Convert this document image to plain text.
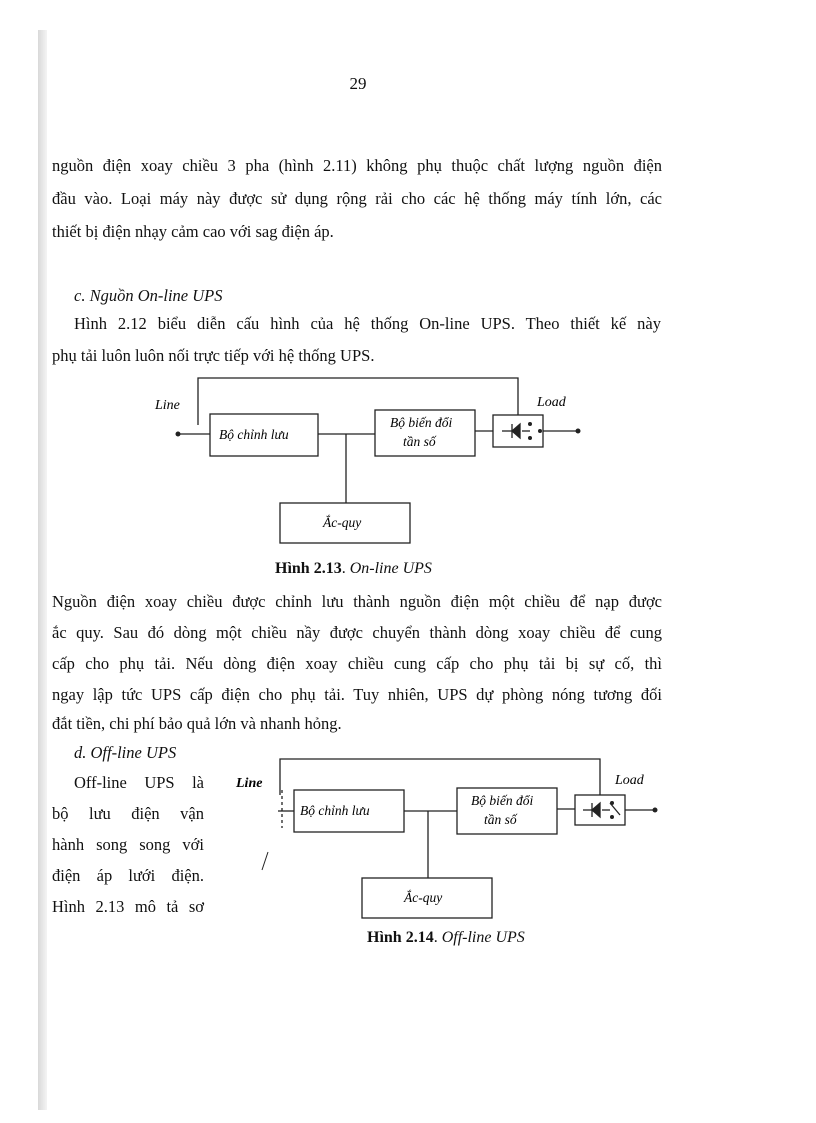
29
nguồn điện xoay chiều 3 pha (hình 2.11) không phụ thuộc chất lượng nguồn điện
đầu vào. Loại máy này được sử dụng rộng rải cho các hệ thống máy tính lớn, các
thiết bị điện nhạy cảm cao với sag điện áp.
c. Nguồn On-line UPS
Hình 2.12 biểu diễn cấu hình của hệ thống On-line UPS. Theo thiết kế này
phụ tải luôn luôn nối trực tiếp với hệ thống UPS.
Line	Load
Bộ chỉnh lưu
Bộ biến đổi
tần số
Ắc-quy
Hình 2.13. On-line UPS
Nguồn điện xoay chiều được chỉnh lưu thành nguồn điện một chiều để nạp được
ắc quy. Sau đó dòng một chiều nầy được chuyển thành dòng xoay chiều để cung
cấp cho phụ tải. Nếu dòng điện xoay chiều cung cấp cho phụ tải bị sự cố, thì
ngay lập tức UPS cấp điện cho phụ tải. Tuy nhiên, UPS dự phòng nóng tương đối
đắt tiền, chi phí bảo quả lớn và nhanh hỏng.
d. Off-line UPS
Off-line UPS là
bộ lưu điện vận
hành song song với
điện áp lưới điện.
Hình 2.13 mô tả sơ
Line	Load
Bộ chỉnh lưu
Bộ biến đổi
tần số
Ắc-quy
Hình 2.14. Off-line UPS
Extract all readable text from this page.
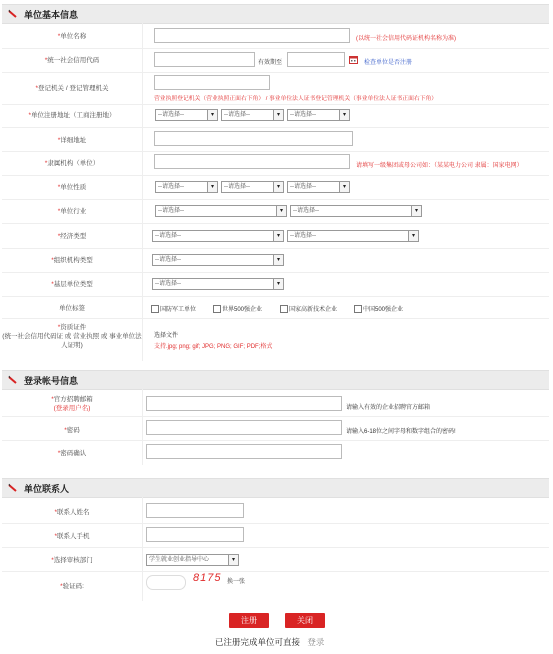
单位基本信息
*单位名称	(以统一社会信用代码证机构名称为准)
*统一社会信用代码	有效期至	检查单位是否注册
*登记机关 / 登记管理机关
营业执照登记机关（营业执照正面右下角） / 事业单位法人证书登记管理机关（事业单位法人证书正面右下角）
*单位注册地址（工商注册地）	--请选择--	▾	--请选择--	▾	--请选择--	▾
*详细地址
*隶属机构（单位）	请填写一级集团或母公司如：（某某电力公司 隶属：国家电网）
*单位性质	--请选择--	▾	--请选择--	▾	--请选择--	▾
*单位行业	--请选择--	▾	--请选择--	▾
*经济类型	--请选择--	▾	--请选择--	▾
*组织机构类型	--请选择--	▾
*基层单位类型	--请选择--	▾
单位标签	国防军工单位	世界500强企业	国家高新技术企业	中国500强企业
*资质证件
(统一社会信用代码证 或 营业执照 或 事业单位法人证明)
选择文件
支持.jpg; png; gif; JPG; PNG; GIF; PDF;格式
登录帐号信息
*官方招聘邮箱
(登录用户名)	请输入有效的企业招聘官方邮箱
*密码	请输入6-18位之间字母和数字组合的密码!
*密码确认
单位联系人
*联系人姓名
*联系人手机
*选择审核部门	学生就业创业指导中心	▾
*验证码:
8175 换一张
注册	关闭
已注册完成单位可直接 登录
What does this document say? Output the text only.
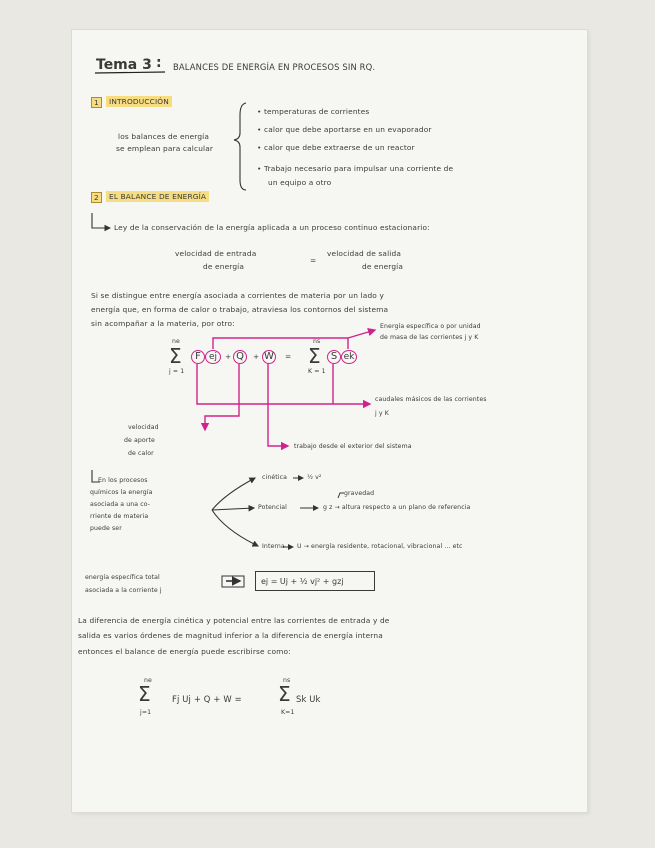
Tema 3 : BALANCES DE ENERGÍA EN PROCESOS SIN RQ.
1	INTRODUCCIÓN
los balances de energía
se emplean para calcular
• temperaturas de corrientes
• calor que debe aportarse en un evaporador
• calor que debe extraerse de un reactor
• Trabajo necesario para impulsar una corriente de
un equipo a otro
2	EL BALANCE DE ENERGÍA
Ley de la conservación de la energía aplicada a un proceso continuo estacionario:
velocidad de entrada
de energía
=
velocidad de salida
de energía
Si se distingue entre energía asociada a corrientes de materia por un lado y
energía que, en forma de calor o trabajo, atraviesa los contornos del sistema
sin acompañar a la materia, por otro:
ne
Σ
j = 1
F ej	+ Q	+ W =
ns
Σ
K = 1
S ek
Energía específica o por unidad
de masa de las corrientes j y K
caudales másicos de las corrientes
j y K
velocidad
de aporte
de calor
trabajo desde el exterior del sistema
En los procesos
químicos la energía
asociada a una co-
rriente de materia
puede ser
cinética	½ v²
gravedad
Potencial	g z → altura respecto a un plano de referencia
Interna U → energía residente, rotacional, vibracional ... etc
energía específica total
asociada a la corriente j
ej = Uj + ½ vj² + gzj
La diferencia de energía cinética y potencial entre las corrientes de entrada y de
salida es varios órdenes de magnitud inferior a la diferencia de energía interna
entonces el balance de energía puede escribirse como:
ne
Σ
j=1
Fj Uj + Q + W =
ns
Σ
K=1
Sk Uk
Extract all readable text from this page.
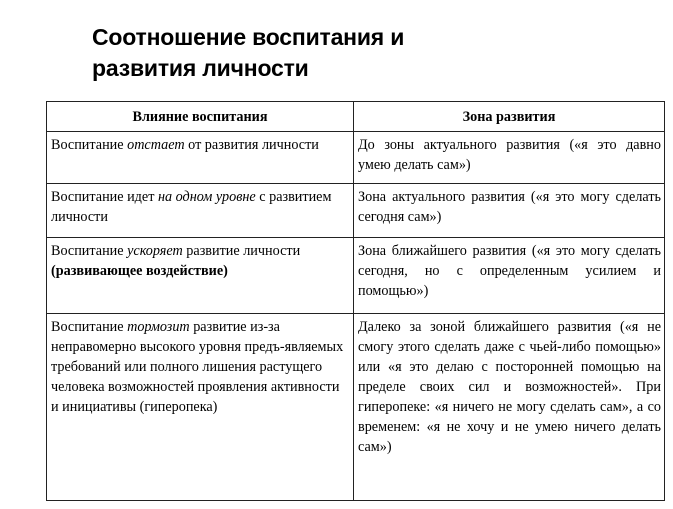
Соотношение воспитания и
развития личности
Влияние воспитания	Зона развития
Воспитание отстает от развития личности	До зоны актуального развития («я это давно умею делать сам»)
Воспитание идет на одном уровне с развитием личности	Зона актуального развития («я это могу сделать сегодня сам»)
Воспитание ускоряет развитие личности (развивающее воздействие)	Зона ближайшего развития («я это могу сделать сегодня, но с определенным усилием и помощью»)
Воспитание тормозит развитие из-за неправомерно высокого уровня предъ-являемых требований или полного лишения растущего человека возможностей проявления активности и инициативы (гиперопека)	Далеко за зоной ближайшего развития («я не смогу этого сделать даже с чьей-либо помощью» или «я это делаю с посторонней помощью на пределе своих сил и возможностей». При гиперопеке: «я ничего не могу сделать сам», а со временем: «я не хочу и не умею ничего делать сам»)
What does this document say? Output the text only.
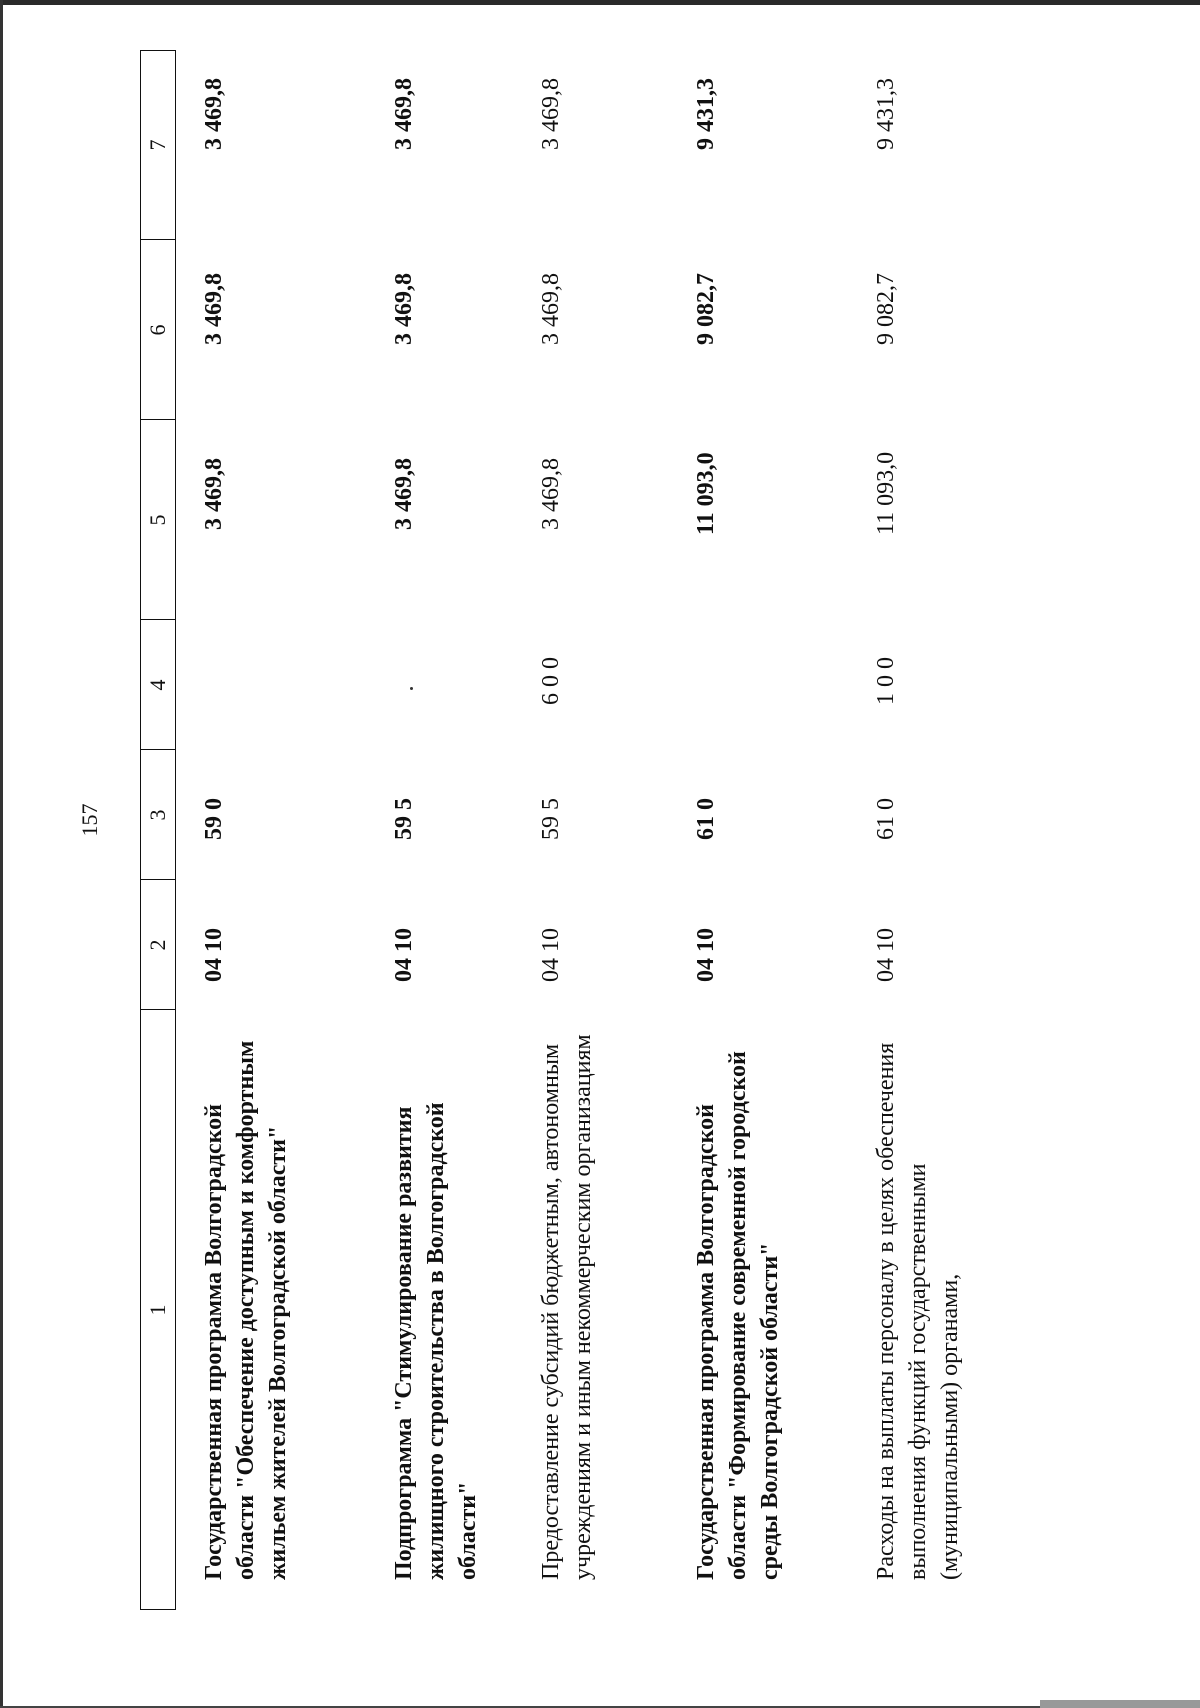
157
1
2
3
4
5
6
7
Государственная программа Волгоградской области "Обеспечение доступным и комфортным жильем жителей Волгоградской области"
04 10
59 0
3 469,8
3 469,8
3 469,8
Подпрограмма "Стимулирование развития жилищного строительства в Волгоградской области"
04 10
59 5
3 469,8
3 469,8
3 469,8
Предоставление субсидий бюджетным, автономным учреждениям и иным некоммерческим организациям
04 10
59 5
6 0 0
3 469,8
3 469,8
3 469,8
Государственная программа Волгоградской области "Формирование современной городской среды Волгоградской области"
04 10
61 0
11 093,0
9 082,7
9 431,3
Расходы на выплаты персоналу в целях обеспечения выполнения функций государственными (муниципальными) органами,
04 10
61 0
1 0 0
11 093,0
9 082,7
9 431,3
***
→ Task to carry out: Check each line of the entries above for the word "điện". List the ones that have it.

→ Answer to the exercise:
nguồn điện xoay chiều 3 pha (hình 2.11) không phụ thuộc chất lượng nguồn điện
thiết bị điện nhạy cảm cao với sag điện áp.
Nguồn điện xoay chiều được chỉnh lưu thành nguồn điện một chiều để nạp được
cấp cho phụ tải. Nếu dòng điện xoay chiều cung cấp cho phụ tải bị sự cố, thì
ngay lập tức UPS cấp điện cho phụ tải. Tuy nhiên, UPS dự phòng nóng tương đối
bộ lưu điện vận
điện áp lưới điện.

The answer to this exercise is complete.